▶ _WHAT IS REQUIRED_
Could you copy the material word for word, from the line that contains "Give bounding boxes" through the line that contains "x-tick-label: Zcontact —", including both of those lines and leaving out the pictures?

▶ _ITEMS_
↓↓↓

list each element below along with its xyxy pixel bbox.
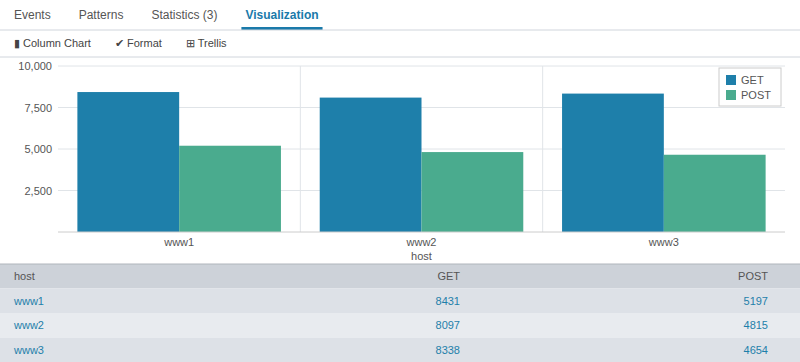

↑↑↑
↓↓↓

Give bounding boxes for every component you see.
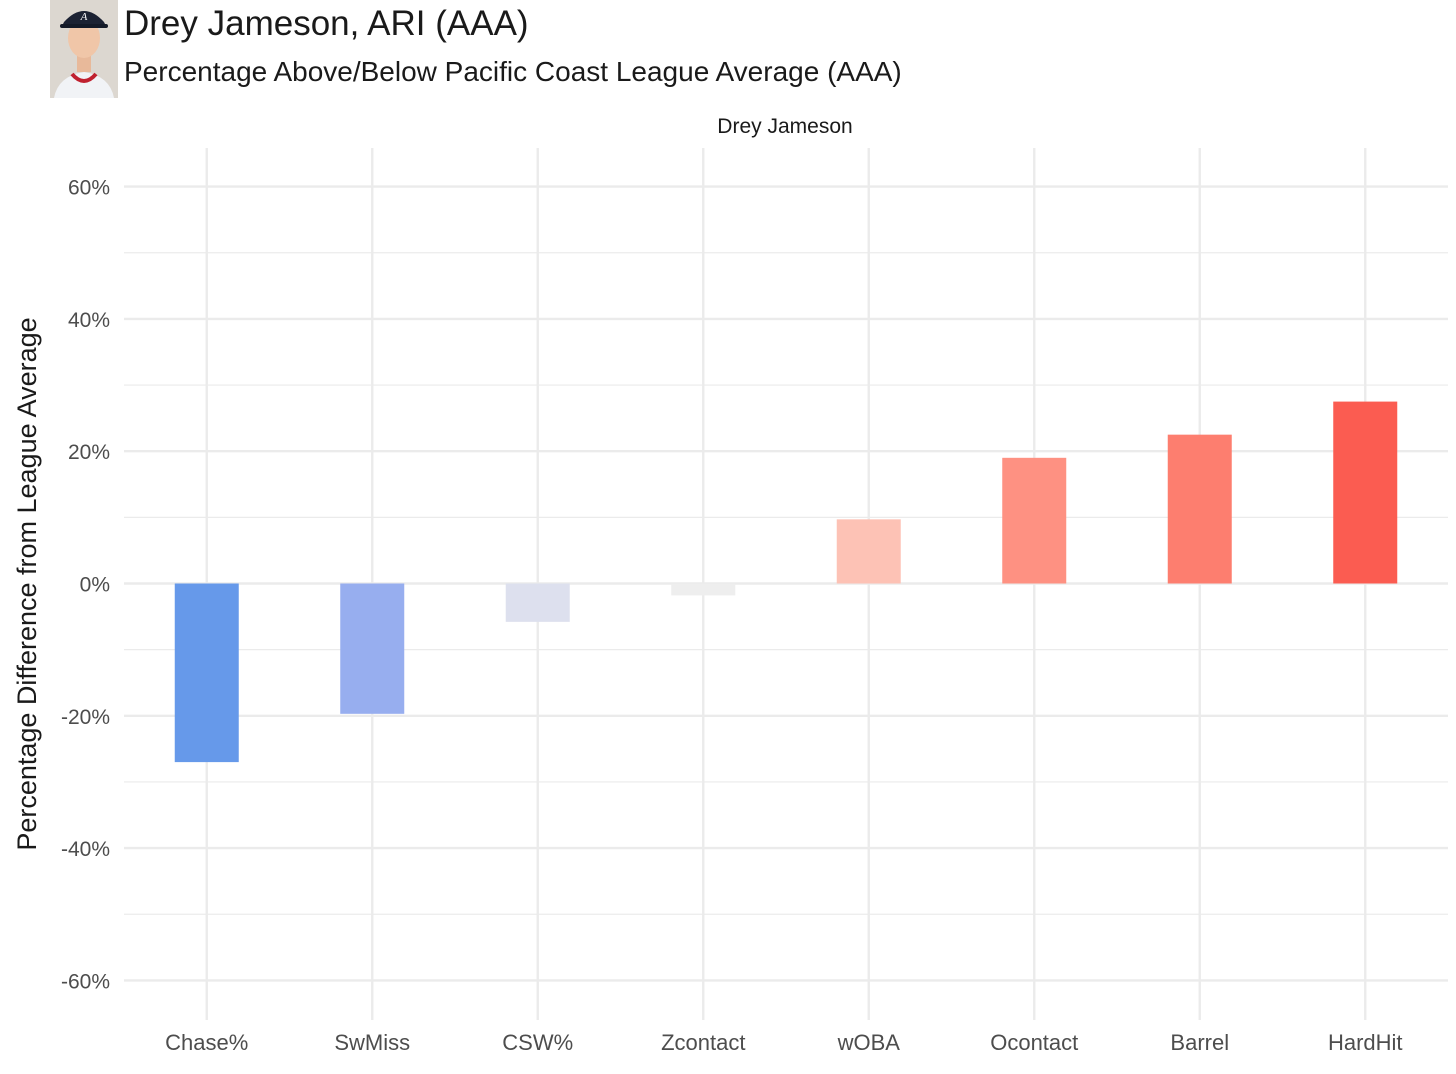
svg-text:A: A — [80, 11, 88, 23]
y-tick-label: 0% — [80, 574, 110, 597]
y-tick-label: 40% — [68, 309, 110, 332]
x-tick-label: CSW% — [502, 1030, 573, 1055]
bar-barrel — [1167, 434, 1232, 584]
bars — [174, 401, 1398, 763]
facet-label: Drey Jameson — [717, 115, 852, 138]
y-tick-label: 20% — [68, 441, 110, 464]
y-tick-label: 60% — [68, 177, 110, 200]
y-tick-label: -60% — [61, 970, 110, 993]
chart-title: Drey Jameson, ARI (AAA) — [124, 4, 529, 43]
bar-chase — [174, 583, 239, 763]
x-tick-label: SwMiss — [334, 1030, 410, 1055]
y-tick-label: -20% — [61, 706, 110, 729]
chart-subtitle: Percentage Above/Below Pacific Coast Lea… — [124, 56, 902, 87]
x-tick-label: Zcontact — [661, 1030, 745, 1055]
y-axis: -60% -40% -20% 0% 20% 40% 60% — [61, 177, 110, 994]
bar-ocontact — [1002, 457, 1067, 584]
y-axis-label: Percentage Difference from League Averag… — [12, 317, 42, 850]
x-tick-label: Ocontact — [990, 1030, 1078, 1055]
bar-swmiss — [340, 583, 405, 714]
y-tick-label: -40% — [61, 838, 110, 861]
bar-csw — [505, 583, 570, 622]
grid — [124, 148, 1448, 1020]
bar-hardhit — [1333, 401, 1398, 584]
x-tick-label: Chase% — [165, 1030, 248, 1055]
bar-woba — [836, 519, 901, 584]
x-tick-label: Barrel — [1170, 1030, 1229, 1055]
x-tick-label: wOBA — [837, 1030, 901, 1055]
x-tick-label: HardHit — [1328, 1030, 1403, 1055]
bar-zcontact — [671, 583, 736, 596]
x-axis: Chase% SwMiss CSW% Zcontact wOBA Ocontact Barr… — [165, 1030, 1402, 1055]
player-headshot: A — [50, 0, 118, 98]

↑↑↑

▶ _THE OUTPUT_
Give bounding boxes for every component you see.
svg-text:A: A — [80, 11, 88, 23]
y-tick-label: 0% — [80, 574, 110, 597]
y-tick-label: 40% — [68, 309, 110, 332]
x-tick-label: CSW% — [502, 1030, 573, 1055]
bar-barrel — [1167, 434, 1232, 584]
bars — [174, 401, 1398, 763]
facet-label: Drey Jameson — [717, 115, 852, 138]
y-tick-label: 20% — [68, 441, 110, 464]
y-tick-label: 60% — [68, 177, 110, 200]
y-tick-label: -60% — [61, 970, 110, 993]
chart-title: Drey Jameson, ARI (AAA) — [124, 4, 529, 43]
bar-chase — [174, 583, 239, 763]
x-tick-label: SwMiss — [334, 1030, 410, 1055]
y-tick-label: -20% — [61, 706, 110, 729]
chart-subtitle: Percentage Above/Below Pacific Coast Lea… — [124, 56, 902, 87]
x-tick-label: Zcontact — [661, 1030, 745, 1055]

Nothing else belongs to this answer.